> **The task**
Collect every line of the records below that contains the word "请直接修改为自己的内容".

> **Given records**
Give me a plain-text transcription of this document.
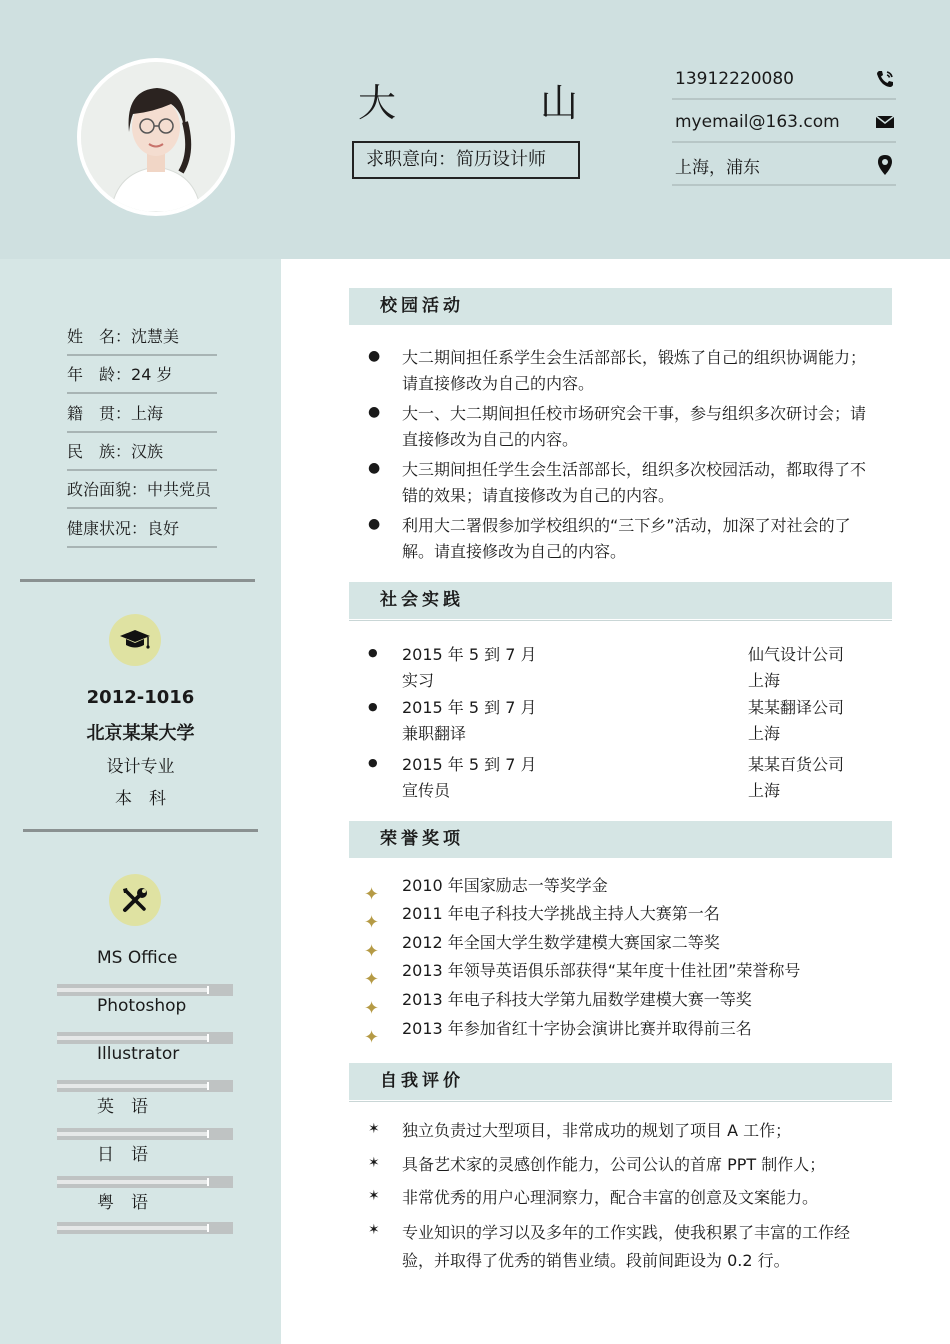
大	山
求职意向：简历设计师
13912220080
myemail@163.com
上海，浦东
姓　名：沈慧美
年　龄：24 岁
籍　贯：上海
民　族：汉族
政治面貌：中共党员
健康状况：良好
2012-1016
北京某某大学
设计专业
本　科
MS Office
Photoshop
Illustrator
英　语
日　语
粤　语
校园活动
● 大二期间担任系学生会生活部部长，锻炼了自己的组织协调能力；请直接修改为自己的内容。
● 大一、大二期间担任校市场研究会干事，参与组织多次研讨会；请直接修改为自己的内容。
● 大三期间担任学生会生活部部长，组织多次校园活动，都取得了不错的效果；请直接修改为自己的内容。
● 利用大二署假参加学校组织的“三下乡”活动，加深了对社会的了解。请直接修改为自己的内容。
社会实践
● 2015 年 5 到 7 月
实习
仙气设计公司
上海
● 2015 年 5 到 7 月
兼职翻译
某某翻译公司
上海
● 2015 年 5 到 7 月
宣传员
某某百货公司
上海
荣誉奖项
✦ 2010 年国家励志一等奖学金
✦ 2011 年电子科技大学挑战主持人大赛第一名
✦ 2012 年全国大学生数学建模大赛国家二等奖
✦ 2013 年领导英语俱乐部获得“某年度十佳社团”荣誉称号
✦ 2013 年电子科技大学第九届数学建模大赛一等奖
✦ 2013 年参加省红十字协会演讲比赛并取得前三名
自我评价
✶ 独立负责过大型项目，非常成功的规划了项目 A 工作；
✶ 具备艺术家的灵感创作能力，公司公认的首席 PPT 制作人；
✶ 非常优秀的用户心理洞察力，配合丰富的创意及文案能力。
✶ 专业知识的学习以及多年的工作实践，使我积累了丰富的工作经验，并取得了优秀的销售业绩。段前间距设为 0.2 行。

> **Answer in full**
● 大二期间担任系学生会生活部部长，锻炼了自己的组织协调能力；请直接修改为自己的内容。
● 大一、大二期间担任校市场研究会干事，参与组织多次研讨会；请直接修改为自己的内容。
● 大三期间担任学生会生活部部长，组织多次校园活动，都取得了不错的效果；请直接修改为自己的内容。
● 利用大二署假参加学校组织的“三下乡”活动，加深了对社会的了解。请直接修改为自己的内容。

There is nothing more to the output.